**** EXERCISE MATERIALS ****

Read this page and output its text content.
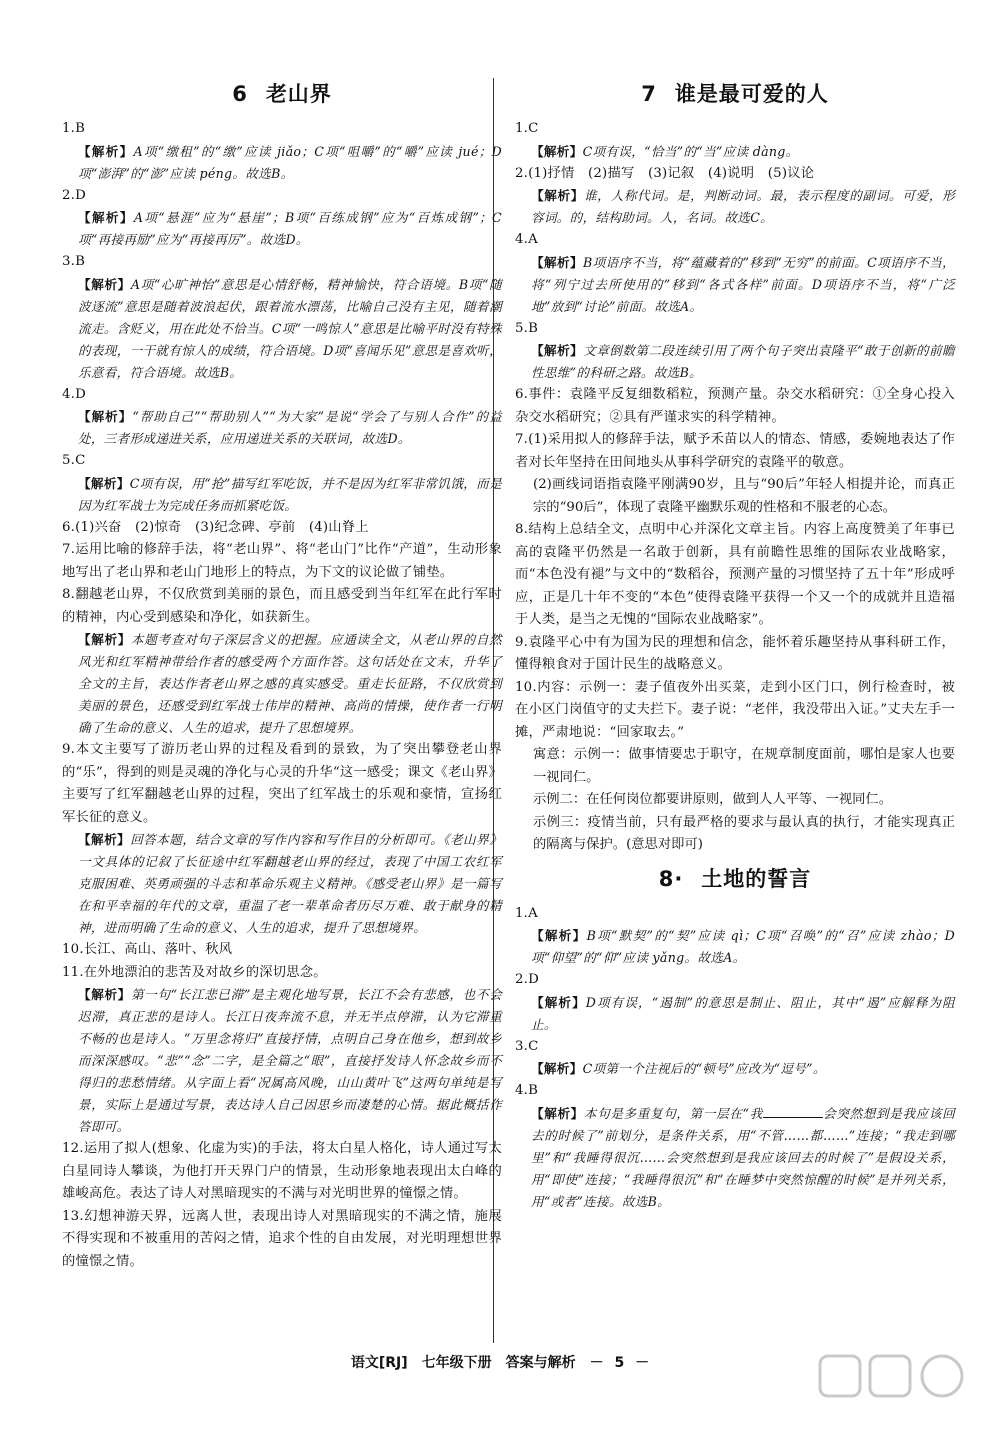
6 老山界

1.B

【解析】A项“缴租”的“缴”应读 jiǎo；C项“咀嚼”的“嚼”应读 jué；D项“澎湃”的“澎”应读 péng。故选B。

2.D

【解析】A项“悬涯”应为“悬崖”；B项“百练成钢”应为“百炼成钢”；C项“再接再励”应为“再接再厉”。故选D。

3.B

【解析】A项“心旷神怡”意思是心情舒畅，精神愉快，符合语境。B项“随波逐流”意思是随着波浪起伏，跟着流水漂荡，比喻自己没有主见，随着潮流走。含贬义，用在此处不恰当。C项“一鸣惊人”意思是比喻平时没有特殊的表现，一干就有惊人的成绩，符合语境。D项“喜闻乐见”意思是喜欢听，乐意看，符合语境。故选B。

4.D

【解析】“帮助自己”“帮助别人”“为大家”是说“学会了与别人合作”的益处，三者形成递进关系，应用递进关系的关联词，故选D。

5.C

【解析】C项有误，用“抢”描写红军吃饭，并不是因为红军非常饥饿，而是因为红军战士为完成任务而抓紧吃饭。

6.(1)兴奋　(2)惊奇　(3)纪念碑、亭前　(4)山脊上

7.运用比喻的修辞手法，将“老山界”、将“老山门”比作“产道”，生动形象地写出了老山界和老山门地形上的特点，为下文的议论做了铺垫。

8.翻越老山界，不仅欣赏到美丽的景色，而且感受到当年红军在此行军时的精神，内心受到感染和净化，如获新生。

【解析】本题考查对句子深层含义的把握。应通读全文，从老山界的自然风光和红军精神带给作者的感受两个方面作答。这句话处在文末，升华了全文的主旨，表达作者老山界之感的真实感受。重走长征路，不仅欣赏到美丽的景色，还感受到红军战士伟岸的精神、高尚的情操，使作者一行明确了生命的意义、人生的追求，提升了思想境界。

9.本文主要写了游历老山界的过程及看到的景致，为了突出攀登老山界的“乐”，得到的则是灵魂的净化与心灵的升华“这一感受；课文《老山界》主要写了红军翻越老山界的过程，突出了红军战士的乐观和豪情，宣扬红军长征的意义。

【解析】回答本题，结合文章的写作内容和写作目的分析即可。《老山界》一文具体的记叙了长征途中红军翻越老山界的经过，表现了中国工农红军克服困难、英勇顽强的斗志和革命乐观主义精神。《感受老山界》是一篇写在和平幸福的年代的文章，重温了老一辈革命者历尽万难、敢于献身的精神，进而明确了生命的意义、人生的追求，提升了思想境界。

10.长江、高山、落叶、秋风

11.在外地漂泊的悲苦及对故乡的深切思念。

【解析】第一句“长江悲已滞”是主观化地写景，长江不会有悲感，也不会迟滞，真正悲的是诗人。长江日夜奔流不息，并无半点停滞，认为它滞重不畅的也是诗人。“万里念将归”直接抒情，点明自己身在他乡，想到故乡而深深感叹。“悲”“念”二字，是全篇之“眼”，直接抒发诗人怀念故乡而不得归的悲愁情绪。从字面上看“况属高风晚，山山黄叶飞”这两句单纯是写景，实际上是通过写景，表达诗人自己因思乡而凄楚的心情。据此概括作答即可。

12.运用了拟人(想象、化虚为实)的手法，将太白星人格化，诗人通过写太白星同诗人攀谈，为他打开天界门户的情景，生动形象地表现出太白峰的雄峻高危。表达了诗人对黑暗现实的不满与对光明世界的憧憬之情。

13.幻想神游天界，远离人世，表现出诗人对黑暗现实的不满之情，施展不得实现和不被重用的苦闷之情，追求个性的自由发展，对光明理想世界的憧憬之情。

7 谁是最可爱的人

1.C

【解析】C项有误，“恰当”的“当”应读 dàng。

2.(1)抒情　(2)描写　(3)记叙　(4)说明　(5)议论

【解析】谁，人称代词。是，判断动词。最，表示程度的副词。可爱，形容词。的，结构助词。人，名词。故选C。

4.A

【解析】B项语序不当，将“蕴藏着的”移到“无穷”的前面。C项语序不当，将“列宁过去所使用的”移到“各式各样”前面。D项语序不当，将“广泛地”放到“讨论”前面。故选A。

5.B

【解析】文章倒数第二段连续引用了两个句子突出袁隆平“敢于创新的前瞻性思维”的科研之路。故选B。

6.事件：袁隆平反复细数稻粒，预测产量。杂交水稻研究：①全身心投入杂交水稻研究；②具有严谨求实的科学精神。

7.(1)采用拟人的修辞手法，赋予禾苗以人的情态、情感，委婉地表达了作者对长年坚持在田间地头从事科学研究的袁隆平的敬意。

(2)画线词语指袁隆平刚满90岁，且与“90后”年轻人相提并论，而真正宗的“90后”，体现了袁隆平幽默乐观的性格和不服老的心态。

8.结构上总结全文，点明中心并深化文章主旨。内容上高度赞美了年事已高的袁隆平仍然是一名敢于创新，具有前瞻性思维的国际农业战略家，而“本色没有褪”与文中的“数稻谷，预测产量的习惯坚持了五十年”形成呼应，正是几十年不变的“本色”使得袁隆平获得一个又一个的成就并且造福于人类，是当之无愧的“国际农业战略家”。

9.袁隆平心中有为国为民的理想和信念，能怀着乐趣坚持从事科研工作，懂得粮食对于国计民生的战略意义。

10.内容：示例一：妻子值夜外出买菜，走到小区门口，例行检查时，被在小区门岗值守的丈夫拦下。妻子说：“老伴，我没带出入证。”丈夫左手一摊，严肃地说：“回家取去。”

寓意：示例一：做事情要忠于职守，在规章制度面前，哪怕是家人也要一视同仁。

示例二：在任何岗位都要讲原则，做到人人平等、一视同仁。

示例三：疫情当前，只有最严格的要求与最认真的执行，才能实现真正的隔离与保护。(意思对即可)

8· 土地的誓言

1.A

【解析】B项“默契”的“契”应读 qì；C项“召唤”的“召”应读 zhào；D项“仰望”的“仰”应读 yǎng。故选A。

2.D

【解析】D项有误，“遏制”的意思是制止、阻止，其中“遏”应解释为阻止。

3.C

【解析】C项第一个注视后的“顿号”应改为“逗号”。

4.B

【解析】本句是多重复句，第一层在“我	会突然想到是我应该回去的时候了”前划分，是条件关系，用“不管……都……”连接；“我走到哪里”和“我睡得很沉……会突然想到是我应该回去的时候了”是假设关系，用“即使”连接；“我睡得很沉”和“在睡梦中突然惊醒的时候”是并列关系，用“或者”连接。故选B。

语文[RJ]　七年级下册　答案与解析　－ 5 －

****

From the listing above, copy all lines holding the word "提升了思想境界".

◆ RESULT OF THE EXERCISE ◆
【解析】本题考查对句子深层含义的把握。应通读全文，从老山界的自然风光和红军精神带给作者的感受两个方面作答。这句话处在文末，升华了全文的主旨，表达作者老山界之感的真实感受。重走长征路，不仅欣赏到美丽的景色，还感受到红军战士伟岸的精神、高尚的情操，使作者一行明确了生命的意义、人生的追求，提升了思想境界。
【解析】回答本题，结合文章的写作内容和写作目的分析即可。《老山界》一文具体的记叙了长征途中红军翻越老山界的经过，表现了中国工农红军克服困难、英勇顽强的斗志和革命乐观主义精神。《感受老山界》是一篇写在和平幸福的年代的文章，重温了老一辈革命者历尽万难、敢于献身的精神，进而明确了生命的意义、人生的追求，提升了思想境界。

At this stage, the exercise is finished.